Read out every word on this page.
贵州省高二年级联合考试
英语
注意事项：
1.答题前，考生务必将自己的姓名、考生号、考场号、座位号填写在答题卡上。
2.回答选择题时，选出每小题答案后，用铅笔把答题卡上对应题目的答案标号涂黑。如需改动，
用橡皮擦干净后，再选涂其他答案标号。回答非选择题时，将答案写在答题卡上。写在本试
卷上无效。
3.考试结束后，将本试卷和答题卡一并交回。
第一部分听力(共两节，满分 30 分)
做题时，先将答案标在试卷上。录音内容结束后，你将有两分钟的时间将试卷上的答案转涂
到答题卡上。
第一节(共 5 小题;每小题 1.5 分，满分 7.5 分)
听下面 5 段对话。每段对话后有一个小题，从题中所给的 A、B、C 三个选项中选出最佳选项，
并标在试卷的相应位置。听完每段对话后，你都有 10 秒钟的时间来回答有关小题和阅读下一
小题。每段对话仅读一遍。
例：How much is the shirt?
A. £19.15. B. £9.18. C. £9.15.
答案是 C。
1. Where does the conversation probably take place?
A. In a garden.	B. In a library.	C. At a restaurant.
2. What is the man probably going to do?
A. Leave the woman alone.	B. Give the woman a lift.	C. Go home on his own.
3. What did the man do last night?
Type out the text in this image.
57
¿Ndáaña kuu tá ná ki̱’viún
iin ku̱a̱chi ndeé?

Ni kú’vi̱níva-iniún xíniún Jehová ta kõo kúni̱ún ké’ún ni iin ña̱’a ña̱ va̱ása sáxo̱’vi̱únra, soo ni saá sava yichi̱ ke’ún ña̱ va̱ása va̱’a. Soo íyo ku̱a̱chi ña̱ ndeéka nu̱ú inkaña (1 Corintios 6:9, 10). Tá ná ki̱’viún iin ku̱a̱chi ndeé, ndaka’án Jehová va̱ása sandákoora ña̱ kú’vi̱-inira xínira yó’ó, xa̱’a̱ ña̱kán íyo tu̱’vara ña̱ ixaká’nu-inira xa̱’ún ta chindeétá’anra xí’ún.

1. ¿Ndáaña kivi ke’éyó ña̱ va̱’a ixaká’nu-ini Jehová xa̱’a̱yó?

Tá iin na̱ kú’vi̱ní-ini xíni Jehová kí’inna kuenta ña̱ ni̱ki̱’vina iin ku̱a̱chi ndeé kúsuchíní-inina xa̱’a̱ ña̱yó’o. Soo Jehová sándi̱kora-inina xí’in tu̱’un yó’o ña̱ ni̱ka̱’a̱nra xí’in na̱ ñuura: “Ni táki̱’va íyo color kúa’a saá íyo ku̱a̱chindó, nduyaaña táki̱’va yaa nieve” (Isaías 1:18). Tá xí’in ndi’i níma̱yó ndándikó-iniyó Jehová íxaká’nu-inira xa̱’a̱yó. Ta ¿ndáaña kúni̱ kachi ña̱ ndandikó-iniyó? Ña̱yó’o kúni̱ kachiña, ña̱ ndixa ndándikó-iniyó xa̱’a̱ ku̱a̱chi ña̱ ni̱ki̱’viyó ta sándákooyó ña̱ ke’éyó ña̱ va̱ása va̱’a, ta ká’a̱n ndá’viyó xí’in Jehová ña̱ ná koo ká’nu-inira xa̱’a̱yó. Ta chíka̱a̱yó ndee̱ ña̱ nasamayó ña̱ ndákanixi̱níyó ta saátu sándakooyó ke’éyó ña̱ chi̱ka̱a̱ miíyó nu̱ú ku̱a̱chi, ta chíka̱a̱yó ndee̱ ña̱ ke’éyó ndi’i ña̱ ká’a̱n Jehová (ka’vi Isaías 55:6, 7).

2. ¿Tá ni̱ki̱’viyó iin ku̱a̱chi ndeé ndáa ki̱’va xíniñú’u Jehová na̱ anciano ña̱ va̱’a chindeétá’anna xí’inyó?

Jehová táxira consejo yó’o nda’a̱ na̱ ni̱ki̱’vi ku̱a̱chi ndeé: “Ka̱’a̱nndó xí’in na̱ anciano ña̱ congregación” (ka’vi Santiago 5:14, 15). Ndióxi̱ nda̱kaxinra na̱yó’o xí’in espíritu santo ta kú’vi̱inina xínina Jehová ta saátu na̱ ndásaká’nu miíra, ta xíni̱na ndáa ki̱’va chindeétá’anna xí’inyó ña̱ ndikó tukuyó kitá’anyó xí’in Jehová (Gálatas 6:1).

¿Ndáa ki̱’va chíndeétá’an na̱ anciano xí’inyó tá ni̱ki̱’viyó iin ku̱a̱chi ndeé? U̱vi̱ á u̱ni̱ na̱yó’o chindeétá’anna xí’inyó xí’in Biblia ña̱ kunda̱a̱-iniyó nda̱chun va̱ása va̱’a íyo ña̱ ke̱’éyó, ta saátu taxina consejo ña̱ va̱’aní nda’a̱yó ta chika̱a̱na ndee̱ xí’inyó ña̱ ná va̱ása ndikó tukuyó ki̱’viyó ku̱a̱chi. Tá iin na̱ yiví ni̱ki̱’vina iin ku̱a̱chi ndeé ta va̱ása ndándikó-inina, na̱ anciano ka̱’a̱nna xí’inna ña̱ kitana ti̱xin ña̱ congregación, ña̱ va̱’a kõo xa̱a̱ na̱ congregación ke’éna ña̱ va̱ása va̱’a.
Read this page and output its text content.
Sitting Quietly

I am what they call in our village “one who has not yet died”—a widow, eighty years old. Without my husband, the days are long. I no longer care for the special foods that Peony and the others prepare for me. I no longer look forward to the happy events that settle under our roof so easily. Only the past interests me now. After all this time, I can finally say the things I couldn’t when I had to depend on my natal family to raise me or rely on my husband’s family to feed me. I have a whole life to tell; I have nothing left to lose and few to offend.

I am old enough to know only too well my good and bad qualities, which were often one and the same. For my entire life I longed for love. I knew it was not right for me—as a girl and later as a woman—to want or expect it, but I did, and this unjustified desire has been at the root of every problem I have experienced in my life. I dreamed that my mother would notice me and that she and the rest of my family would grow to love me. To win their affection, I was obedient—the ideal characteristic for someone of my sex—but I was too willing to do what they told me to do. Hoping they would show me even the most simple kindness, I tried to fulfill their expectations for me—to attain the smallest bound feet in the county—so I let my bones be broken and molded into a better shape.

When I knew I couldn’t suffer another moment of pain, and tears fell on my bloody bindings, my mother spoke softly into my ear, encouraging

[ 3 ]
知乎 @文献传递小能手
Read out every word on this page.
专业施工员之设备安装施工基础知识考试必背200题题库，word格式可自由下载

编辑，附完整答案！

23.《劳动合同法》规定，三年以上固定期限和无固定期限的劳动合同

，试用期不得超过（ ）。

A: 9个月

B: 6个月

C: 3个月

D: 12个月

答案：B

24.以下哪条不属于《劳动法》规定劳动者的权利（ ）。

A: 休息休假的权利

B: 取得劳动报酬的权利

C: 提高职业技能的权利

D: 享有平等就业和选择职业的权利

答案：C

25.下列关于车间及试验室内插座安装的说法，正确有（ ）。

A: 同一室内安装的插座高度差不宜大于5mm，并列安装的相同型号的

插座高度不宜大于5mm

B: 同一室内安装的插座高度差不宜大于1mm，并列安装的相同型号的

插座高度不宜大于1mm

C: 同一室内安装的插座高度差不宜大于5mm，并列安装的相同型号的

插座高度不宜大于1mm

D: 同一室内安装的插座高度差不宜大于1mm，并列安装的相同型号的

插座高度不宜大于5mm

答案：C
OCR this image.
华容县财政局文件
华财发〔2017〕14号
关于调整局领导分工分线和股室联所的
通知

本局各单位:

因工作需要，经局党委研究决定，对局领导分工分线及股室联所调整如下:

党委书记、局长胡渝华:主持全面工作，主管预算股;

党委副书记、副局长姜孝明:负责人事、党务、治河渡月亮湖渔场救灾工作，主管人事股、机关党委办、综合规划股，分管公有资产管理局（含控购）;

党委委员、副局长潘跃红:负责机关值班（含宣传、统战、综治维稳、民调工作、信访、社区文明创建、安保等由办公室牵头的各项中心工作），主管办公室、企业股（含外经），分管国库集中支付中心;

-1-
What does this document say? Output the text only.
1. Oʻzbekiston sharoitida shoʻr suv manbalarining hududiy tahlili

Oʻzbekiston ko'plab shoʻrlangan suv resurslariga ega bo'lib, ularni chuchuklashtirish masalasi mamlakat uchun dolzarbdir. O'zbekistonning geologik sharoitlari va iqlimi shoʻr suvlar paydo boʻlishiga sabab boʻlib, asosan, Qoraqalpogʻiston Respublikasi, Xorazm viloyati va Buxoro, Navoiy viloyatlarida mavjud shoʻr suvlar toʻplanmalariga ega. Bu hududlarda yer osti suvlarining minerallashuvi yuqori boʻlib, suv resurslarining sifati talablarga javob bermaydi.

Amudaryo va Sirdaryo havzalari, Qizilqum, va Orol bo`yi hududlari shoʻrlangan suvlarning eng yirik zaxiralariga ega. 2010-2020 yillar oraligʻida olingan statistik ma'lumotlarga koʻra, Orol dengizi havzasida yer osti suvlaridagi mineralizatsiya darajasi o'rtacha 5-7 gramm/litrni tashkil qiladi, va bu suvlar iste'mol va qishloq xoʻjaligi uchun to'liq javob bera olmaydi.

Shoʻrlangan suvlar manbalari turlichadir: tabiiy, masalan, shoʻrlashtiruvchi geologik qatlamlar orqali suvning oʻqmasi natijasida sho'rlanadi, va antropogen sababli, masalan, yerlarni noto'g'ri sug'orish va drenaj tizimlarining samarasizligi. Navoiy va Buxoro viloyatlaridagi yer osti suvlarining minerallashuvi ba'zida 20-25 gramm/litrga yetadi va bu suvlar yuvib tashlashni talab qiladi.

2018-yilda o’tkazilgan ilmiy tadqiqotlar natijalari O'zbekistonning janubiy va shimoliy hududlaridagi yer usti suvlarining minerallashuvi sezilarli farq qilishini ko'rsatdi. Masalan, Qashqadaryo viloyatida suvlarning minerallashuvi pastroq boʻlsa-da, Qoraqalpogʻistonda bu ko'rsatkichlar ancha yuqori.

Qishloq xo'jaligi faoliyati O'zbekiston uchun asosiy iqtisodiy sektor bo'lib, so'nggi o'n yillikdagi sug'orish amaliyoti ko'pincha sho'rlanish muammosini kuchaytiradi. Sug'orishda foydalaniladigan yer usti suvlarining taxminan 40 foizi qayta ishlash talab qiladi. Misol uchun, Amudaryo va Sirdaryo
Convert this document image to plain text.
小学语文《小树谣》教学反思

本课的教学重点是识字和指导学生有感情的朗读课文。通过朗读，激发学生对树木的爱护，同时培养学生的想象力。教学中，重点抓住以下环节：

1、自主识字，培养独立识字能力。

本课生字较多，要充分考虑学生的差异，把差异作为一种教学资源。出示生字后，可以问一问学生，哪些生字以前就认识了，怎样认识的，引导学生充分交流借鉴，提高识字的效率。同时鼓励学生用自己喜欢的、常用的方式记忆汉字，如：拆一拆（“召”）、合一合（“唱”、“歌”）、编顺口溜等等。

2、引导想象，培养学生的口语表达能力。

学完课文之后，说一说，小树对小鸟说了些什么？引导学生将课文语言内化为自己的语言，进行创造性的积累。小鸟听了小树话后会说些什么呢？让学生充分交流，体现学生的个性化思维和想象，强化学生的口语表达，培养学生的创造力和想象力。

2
----
To be done
State how many lines of the data include the word "image", with nothing else.

The completed task
3